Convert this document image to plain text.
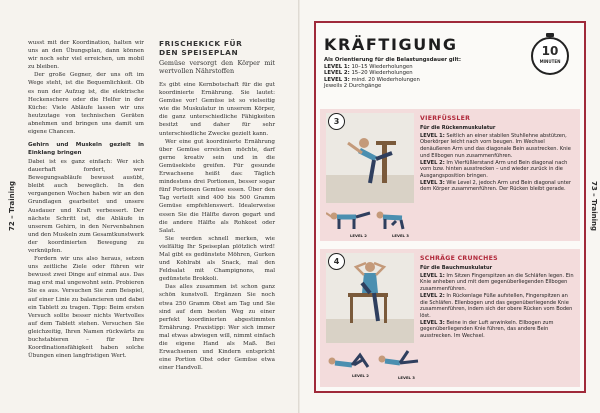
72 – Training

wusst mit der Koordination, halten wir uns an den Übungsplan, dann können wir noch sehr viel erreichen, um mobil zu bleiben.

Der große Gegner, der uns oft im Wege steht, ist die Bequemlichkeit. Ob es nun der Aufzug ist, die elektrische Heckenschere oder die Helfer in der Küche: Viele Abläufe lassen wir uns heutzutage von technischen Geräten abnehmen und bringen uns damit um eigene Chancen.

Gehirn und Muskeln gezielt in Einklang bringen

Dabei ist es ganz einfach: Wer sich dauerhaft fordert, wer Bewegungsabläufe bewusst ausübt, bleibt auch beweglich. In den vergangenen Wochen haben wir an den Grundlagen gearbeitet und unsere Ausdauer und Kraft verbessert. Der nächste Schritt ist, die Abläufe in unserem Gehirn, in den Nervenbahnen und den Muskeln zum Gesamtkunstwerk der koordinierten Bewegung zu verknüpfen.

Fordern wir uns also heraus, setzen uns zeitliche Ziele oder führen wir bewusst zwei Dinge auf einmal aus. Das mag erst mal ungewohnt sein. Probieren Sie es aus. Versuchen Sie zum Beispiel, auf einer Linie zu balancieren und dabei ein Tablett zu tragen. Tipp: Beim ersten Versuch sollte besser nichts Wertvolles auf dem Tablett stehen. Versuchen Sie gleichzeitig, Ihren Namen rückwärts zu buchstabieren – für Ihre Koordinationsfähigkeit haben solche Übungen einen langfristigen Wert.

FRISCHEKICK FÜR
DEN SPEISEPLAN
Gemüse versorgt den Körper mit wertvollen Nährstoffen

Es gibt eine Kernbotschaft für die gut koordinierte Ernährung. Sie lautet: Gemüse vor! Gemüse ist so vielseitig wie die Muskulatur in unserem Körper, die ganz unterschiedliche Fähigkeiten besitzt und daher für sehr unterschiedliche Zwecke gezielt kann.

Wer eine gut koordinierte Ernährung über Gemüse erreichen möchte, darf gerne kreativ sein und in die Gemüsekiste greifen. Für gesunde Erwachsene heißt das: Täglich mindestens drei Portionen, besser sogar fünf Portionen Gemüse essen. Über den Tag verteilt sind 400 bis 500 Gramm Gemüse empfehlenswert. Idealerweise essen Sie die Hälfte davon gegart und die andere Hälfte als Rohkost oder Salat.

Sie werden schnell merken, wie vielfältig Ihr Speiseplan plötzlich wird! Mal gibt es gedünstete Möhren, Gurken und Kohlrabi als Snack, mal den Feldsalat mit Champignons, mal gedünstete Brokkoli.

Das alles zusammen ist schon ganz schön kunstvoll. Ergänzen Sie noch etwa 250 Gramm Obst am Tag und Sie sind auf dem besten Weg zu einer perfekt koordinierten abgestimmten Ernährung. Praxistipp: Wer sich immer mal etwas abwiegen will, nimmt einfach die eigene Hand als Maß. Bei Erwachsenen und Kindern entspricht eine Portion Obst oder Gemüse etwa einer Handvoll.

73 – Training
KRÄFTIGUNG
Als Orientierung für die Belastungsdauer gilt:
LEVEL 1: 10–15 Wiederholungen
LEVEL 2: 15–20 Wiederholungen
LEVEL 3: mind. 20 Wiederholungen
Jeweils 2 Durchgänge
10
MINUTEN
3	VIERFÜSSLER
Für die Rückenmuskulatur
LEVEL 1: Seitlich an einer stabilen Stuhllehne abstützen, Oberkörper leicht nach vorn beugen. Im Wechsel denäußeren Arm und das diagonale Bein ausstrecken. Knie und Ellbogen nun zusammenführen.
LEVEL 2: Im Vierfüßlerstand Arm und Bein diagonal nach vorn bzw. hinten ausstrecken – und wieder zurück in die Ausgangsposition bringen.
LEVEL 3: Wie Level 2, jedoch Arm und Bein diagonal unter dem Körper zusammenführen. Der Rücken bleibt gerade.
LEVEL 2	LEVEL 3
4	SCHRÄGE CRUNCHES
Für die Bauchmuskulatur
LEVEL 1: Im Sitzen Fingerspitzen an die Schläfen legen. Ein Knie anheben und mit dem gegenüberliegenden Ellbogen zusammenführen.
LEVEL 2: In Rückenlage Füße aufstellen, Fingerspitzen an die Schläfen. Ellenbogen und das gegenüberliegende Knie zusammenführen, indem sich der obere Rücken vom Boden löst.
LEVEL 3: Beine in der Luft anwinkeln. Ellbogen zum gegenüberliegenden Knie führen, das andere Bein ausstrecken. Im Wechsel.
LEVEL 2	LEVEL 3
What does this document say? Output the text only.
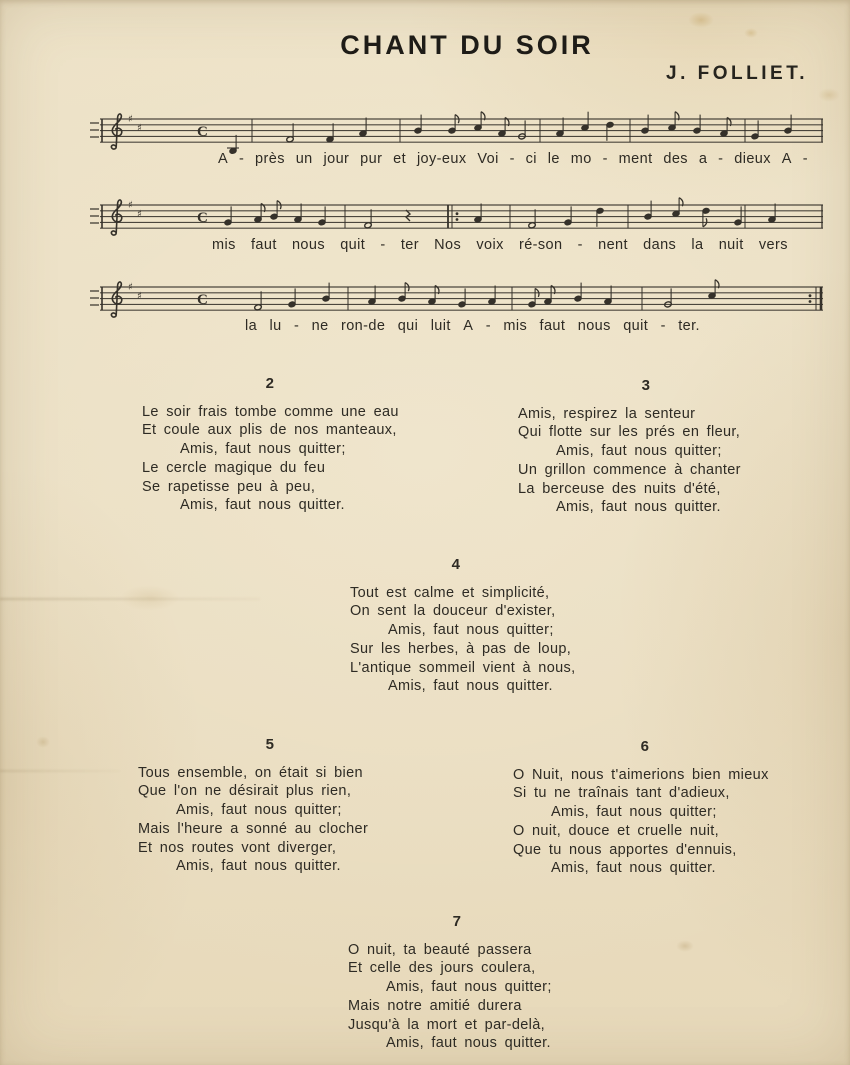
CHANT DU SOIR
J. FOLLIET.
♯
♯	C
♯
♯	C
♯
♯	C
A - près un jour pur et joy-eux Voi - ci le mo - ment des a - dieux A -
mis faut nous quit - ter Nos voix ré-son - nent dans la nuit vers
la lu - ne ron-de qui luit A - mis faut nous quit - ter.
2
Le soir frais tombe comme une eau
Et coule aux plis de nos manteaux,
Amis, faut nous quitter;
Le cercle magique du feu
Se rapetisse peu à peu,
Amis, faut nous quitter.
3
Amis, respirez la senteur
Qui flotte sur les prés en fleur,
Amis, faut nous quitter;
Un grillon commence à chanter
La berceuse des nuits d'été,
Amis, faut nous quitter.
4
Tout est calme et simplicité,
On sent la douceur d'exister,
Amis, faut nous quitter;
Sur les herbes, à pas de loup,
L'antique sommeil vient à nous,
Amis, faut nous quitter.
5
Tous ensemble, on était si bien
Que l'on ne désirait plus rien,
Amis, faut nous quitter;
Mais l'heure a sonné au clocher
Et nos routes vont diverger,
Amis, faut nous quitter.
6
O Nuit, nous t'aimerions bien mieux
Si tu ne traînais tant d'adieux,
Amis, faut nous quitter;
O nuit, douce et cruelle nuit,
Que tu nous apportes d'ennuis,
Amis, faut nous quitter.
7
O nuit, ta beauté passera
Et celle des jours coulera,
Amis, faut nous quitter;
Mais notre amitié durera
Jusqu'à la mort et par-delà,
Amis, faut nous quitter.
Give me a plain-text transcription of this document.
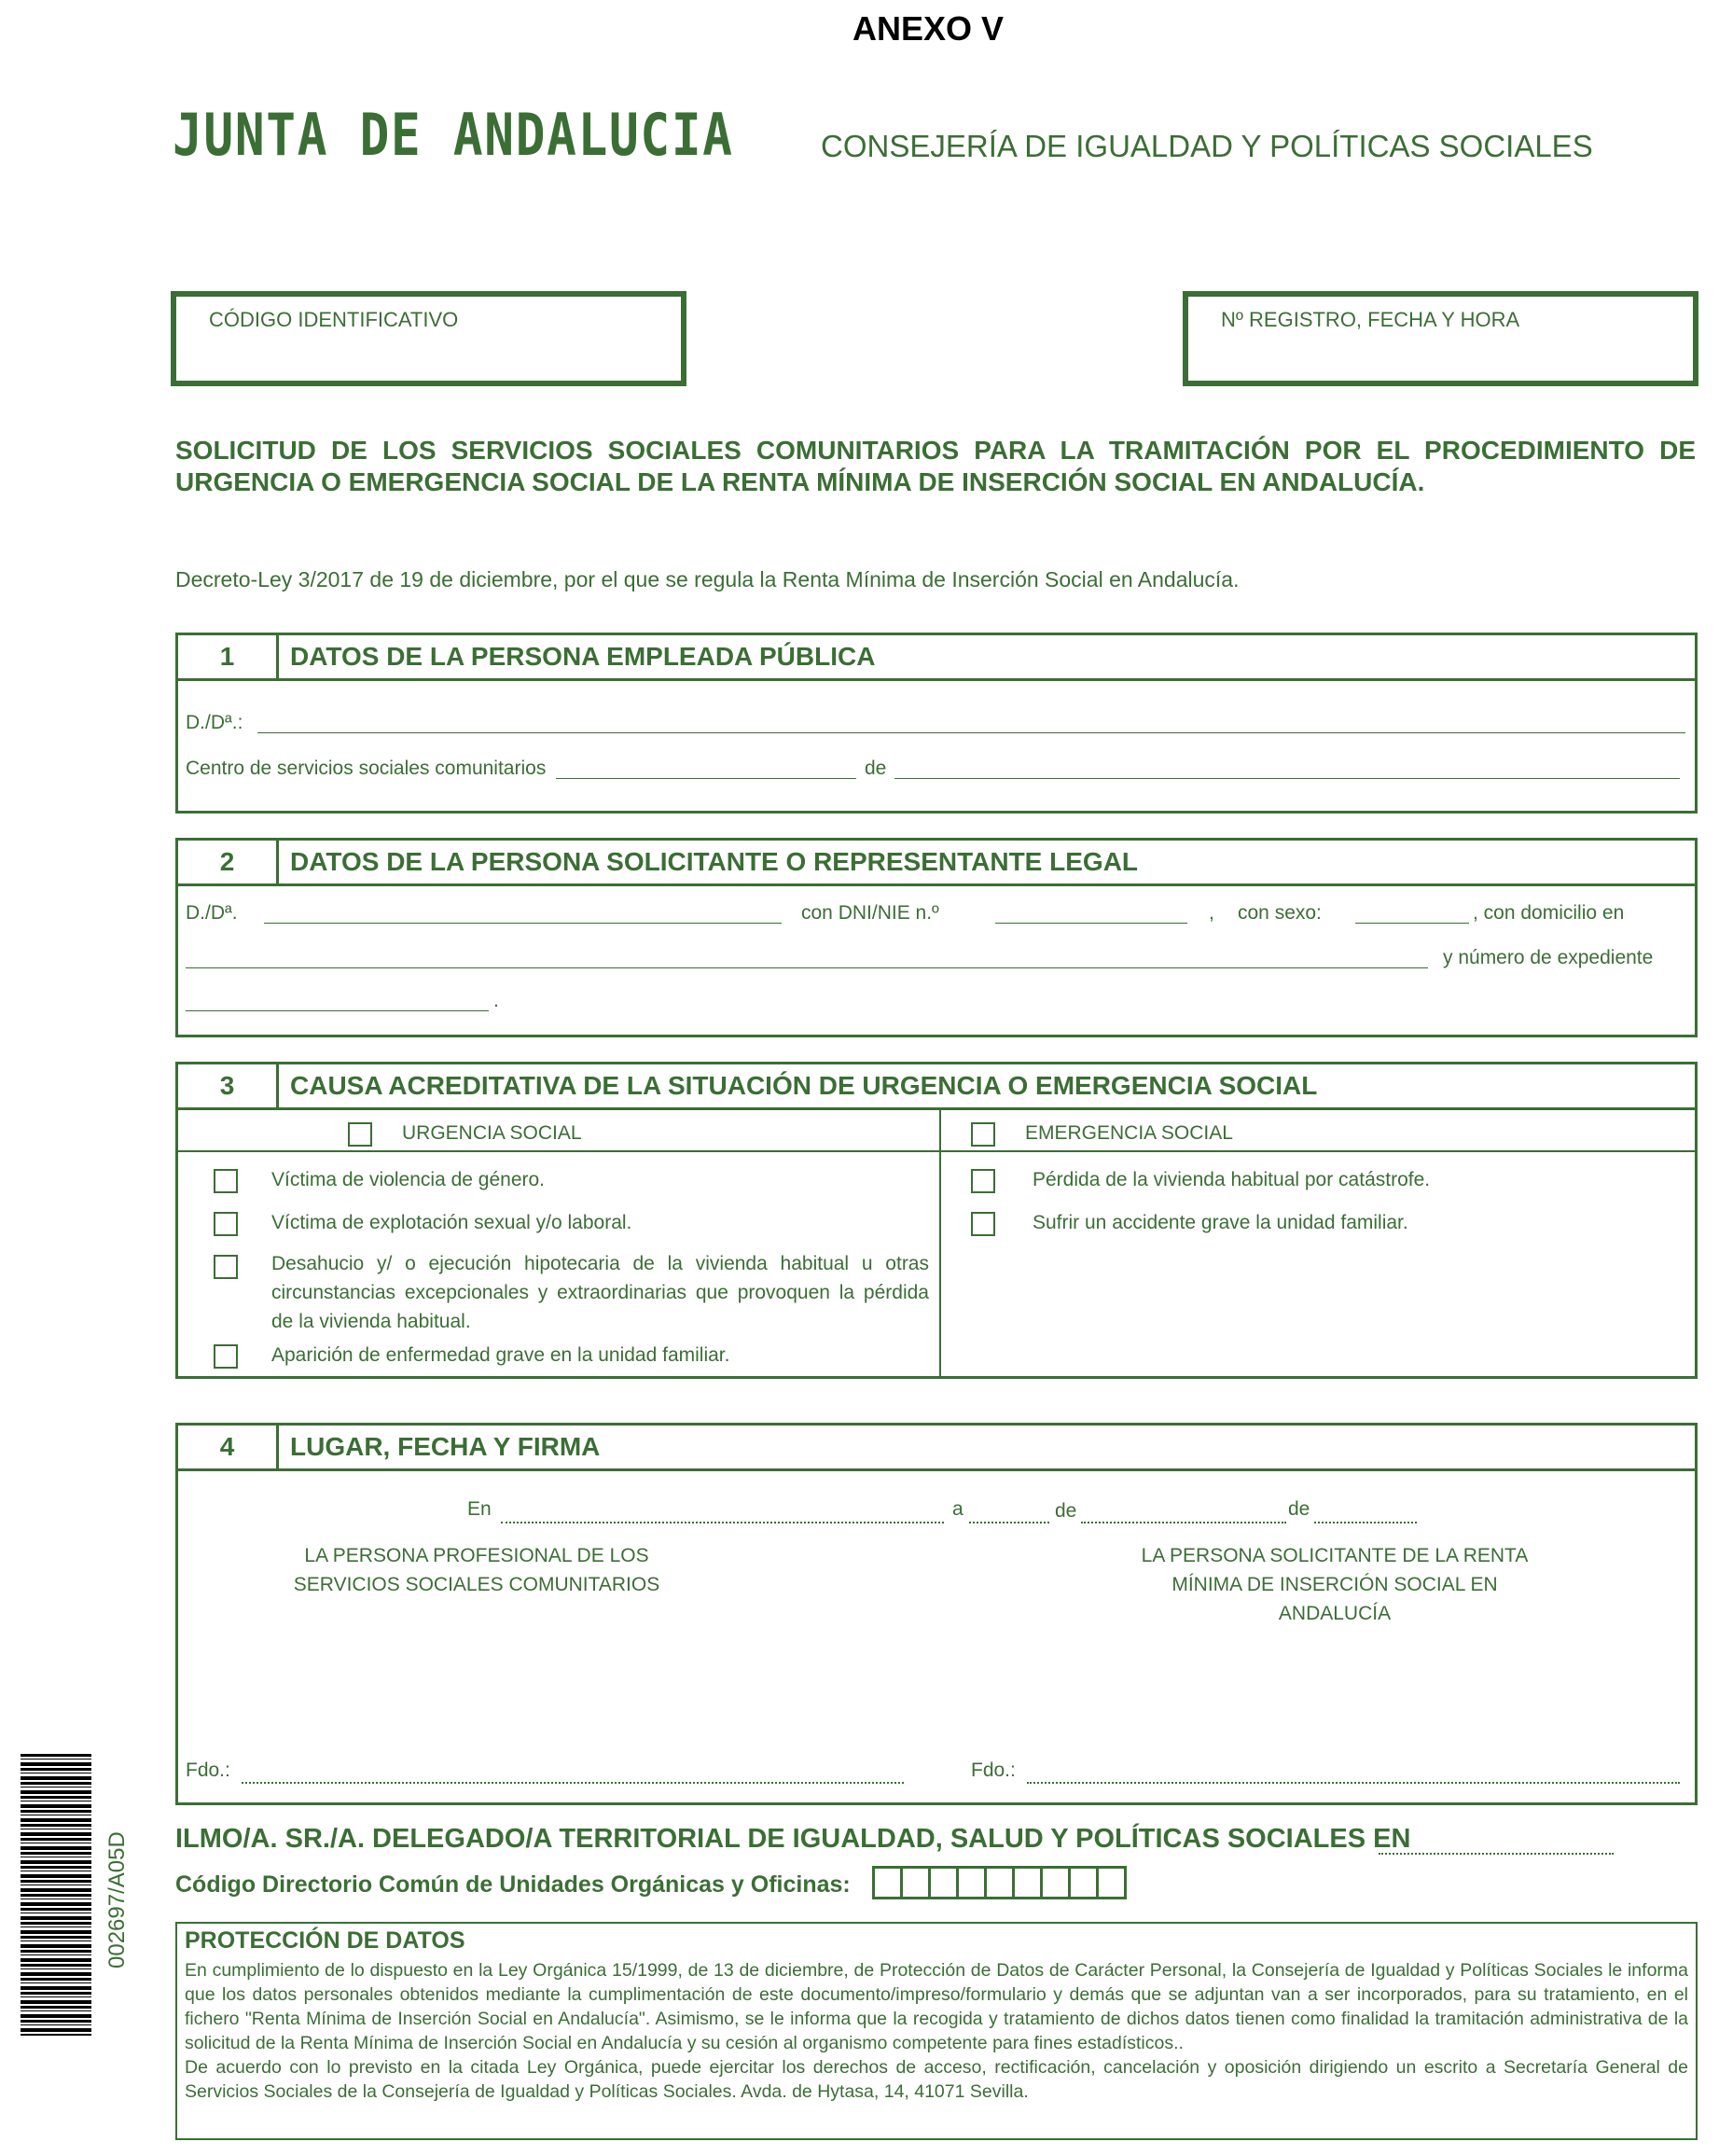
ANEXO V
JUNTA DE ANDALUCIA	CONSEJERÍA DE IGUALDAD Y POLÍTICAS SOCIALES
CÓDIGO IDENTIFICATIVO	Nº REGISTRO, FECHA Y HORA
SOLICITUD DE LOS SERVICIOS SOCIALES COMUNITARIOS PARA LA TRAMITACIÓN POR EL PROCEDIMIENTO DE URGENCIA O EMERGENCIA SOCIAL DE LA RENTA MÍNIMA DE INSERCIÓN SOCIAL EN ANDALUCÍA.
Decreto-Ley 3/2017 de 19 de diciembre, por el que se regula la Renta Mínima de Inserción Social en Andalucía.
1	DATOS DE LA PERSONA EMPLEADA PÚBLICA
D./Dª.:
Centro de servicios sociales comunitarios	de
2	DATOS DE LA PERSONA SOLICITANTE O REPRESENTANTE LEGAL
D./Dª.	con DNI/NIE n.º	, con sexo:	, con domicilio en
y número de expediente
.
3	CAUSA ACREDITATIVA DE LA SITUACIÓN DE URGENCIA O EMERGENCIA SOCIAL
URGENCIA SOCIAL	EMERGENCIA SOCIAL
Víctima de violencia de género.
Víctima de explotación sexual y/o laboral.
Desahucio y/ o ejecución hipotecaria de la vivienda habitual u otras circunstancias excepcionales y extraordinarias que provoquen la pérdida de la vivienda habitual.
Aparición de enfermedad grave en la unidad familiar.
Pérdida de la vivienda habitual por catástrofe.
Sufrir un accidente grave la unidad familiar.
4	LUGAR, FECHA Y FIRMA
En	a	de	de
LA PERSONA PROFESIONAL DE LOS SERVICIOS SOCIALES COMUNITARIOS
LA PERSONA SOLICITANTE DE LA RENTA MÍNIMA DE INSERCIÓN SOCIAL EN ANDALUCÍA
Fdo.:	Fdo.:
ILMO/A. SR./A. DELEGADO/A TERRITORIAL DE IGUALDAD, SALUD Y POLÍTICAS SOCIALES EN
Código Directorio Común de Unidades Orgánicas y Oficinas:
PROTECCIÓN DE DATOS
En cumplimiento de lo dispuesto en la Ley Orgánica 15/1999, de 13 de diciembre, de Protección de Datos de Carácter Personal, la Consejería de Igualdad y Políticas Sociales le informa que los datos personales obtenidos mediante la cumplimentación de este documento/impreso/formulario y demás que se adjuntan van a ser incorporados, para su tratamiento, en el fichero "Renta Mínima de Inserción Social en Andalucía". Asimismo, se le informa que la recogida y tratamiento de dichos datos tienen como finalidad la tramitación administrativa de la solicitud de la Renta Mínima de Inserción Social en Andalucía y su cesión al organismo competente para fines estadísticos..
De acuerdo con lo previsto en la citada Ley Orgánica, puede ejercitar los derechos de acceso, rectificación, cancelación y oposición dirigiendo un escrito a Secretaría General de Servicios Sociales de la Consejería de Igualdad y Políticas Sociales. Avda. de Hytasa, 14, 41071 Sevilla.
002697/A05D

## Problem
Work through the listing above and report how many lines include the string "familiar", with no other text.

## Result for this task
2